# [WRITTEN TASK]
Only the number is wanted: count the lines that include the word "fwhm".
**** EXTRACTED MATERIAL
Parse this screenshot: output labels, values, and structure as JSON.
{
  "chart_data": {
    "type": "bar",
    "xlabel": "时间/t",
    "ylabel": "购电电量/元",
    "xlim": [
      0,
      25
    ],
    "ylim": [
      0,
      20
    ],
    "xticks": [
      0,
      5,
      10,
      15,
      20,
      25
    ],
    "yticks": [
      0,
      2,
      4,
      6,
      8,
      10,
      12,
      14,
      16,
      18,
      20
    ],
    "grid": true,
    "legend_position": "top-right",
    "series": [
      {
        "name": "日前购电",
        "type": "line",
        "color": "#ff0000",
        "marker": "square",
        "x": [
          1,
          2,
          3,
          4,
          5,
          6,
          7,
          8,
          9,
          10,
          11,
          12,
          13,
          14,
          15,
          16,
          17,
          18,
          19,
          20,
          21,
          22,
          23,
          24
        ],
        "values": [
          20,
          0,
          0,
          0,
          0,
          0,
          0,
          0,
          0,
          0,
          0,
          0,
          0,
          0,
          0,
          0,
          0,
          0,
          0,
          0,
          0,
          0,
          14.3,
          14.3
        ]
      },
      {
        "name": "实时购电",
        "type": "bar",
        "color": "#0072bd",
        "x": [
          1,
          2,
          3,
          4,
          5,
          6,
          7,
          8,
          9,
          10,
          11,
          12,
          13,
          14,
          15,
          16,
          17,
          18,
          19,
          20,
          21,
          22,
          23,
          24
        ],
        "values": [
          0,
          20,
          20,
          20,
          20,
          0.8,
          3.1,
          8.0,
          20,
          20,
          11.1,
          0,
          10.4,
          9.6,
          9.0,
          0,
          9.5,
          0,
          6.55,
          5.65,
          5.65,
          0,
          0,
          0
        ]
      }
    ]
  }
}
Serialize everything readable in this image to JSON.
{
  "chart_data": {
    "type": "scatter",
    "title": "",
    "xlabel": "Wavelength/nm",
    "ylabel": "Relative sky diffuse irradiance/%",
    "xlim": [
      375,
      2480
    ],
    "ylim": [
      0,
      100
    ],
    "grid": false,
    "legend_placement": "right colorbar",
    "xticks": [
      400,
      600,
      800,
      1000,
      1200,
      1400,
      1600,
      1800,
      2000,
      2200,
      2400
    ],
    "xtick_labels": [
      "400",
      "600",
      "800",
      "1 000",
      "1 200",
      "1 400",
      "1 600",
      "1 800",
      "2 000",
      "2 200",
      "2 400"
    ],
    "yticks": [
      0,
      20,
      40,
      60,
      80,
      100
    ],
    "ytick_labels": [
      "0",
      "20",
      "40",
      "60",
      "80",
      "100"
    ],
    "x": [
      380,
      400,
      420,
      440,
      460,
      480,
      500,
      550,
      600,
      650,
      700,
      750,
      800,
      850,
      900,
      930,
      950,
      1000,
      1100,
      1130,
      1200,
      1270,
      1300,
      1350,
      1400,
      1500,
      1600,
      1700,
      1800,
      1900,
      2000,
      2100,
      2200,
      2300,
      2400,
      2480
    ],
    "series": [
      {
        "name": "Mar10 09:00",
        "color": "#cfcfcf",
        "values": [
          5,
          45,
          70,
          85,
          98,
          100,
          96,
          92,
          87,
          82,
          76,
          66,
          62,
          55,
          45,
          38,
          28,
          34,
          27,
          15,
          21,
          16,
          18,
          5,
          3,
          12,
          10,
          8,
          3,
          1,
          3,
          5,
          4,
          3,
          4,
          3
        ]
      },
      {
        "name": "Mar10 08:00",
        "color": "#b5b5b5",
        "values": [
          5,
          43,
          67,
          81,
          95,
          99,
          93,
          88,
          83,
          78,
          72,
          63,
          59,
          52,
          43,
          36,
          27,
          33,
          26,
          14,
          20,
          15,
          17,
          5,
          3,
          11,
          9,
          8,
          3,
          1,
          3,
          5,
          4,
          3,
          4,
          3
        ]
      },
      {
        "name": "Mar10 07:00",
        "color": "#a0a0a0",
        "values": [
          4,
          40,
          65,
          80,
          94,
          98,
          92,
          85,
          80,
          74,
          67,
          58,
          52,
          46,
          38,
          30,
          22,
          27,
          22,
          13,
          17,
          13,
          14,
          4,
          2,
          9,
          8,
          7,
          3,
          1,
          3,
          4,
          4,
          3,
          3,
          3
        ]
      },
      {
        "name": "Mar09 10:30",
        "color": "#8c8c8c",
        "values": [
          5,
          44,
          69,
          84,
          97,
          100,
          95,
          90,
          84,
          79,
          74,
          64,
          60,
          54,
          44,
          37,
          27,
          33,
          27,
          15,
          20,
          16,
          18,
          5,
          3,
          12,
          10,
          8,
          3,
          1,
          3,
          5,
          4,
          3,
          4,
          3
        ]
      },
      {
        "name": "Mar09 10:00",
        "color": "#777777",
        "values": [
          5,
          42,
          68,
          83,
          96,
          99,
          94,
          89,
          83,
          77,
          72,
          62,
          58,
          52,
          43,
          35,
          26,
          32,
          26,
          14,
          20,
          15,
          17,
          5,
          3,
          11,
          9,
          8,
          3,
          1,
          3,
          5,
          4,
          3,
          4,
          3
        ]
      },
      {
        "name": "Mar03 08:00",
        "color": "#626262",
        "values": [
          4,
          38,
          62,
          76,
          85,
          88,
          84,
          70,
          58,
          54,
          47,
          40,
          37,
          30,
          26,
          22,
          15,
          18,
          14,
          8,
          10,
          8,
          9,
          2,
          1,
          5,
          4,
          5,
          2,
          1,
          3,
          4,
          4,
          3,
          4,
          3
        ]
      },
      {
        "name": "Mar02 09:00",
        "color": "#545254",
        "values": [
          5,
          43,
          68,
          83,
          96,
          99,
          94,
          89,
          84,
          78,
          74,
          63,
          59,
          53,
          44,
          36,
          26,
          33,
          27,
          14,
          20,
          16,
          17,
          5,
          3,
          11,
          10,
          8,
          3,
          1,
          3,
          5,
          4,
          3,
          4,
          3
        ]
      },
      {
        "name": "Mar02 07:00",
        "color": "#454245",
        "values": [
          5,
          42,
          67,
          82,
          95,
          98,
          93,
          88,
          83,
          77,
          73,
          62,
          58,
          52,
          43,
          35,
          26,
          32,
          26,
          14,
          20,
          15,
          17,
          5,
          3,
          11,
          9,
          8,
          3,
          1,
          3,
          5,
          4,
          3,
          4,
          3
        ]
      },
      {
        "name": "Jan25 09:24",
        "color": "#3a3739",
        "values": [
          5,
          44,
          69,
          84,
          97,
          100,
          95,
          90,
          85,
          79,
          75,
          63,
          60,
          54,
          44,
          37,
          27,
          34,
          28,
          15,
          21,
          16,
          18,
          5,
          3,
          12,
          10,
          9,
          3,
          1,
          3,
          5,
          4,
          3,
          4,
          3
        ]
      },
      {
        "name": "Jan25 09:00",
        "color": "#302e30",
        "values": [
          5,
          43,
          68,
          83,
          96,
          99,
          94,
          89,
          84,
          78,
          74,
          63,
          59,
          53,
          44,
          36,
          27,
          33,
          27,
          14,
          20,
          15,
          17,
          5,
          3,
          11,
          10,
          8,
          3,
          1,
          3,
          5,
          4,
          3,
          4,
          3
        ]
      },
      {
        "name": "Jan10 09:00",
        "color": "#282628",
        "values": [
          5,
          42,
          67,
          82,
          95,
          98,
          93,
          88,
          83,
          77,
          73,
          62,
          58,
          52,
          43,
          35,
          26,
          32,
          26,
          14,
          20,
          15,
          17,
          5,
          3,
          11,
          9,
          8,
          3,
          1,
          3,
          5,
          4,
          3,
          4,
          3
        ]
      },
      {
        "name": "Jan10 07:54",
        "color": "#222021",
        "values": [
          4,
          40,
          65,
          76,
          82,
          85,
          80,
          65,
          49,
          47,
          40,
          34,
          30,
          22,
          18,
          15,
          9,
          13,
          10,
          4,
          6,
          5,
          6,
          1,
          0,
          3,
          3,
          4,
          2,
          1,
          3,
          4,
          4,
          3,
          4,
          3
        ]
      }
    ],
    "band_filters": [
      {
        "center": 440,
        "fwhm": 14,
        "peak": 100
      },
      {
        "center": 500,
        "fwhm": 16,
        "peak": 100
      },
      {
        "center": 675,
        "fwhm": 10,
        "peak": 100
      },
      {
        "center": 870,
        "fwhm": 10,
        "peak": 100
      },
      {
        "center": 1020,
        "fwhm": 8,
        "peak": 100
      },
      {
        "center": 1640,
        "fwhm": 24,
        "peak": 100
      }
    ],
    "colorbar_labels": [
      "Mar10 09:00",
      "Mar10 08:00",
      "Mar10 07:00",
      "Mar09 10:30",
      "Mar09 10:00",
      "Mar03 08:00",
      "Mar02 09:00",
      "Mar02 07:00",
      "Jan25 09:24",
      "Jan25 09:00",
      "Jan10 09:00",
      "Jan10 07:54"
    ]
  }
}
********
# [REPLY]
6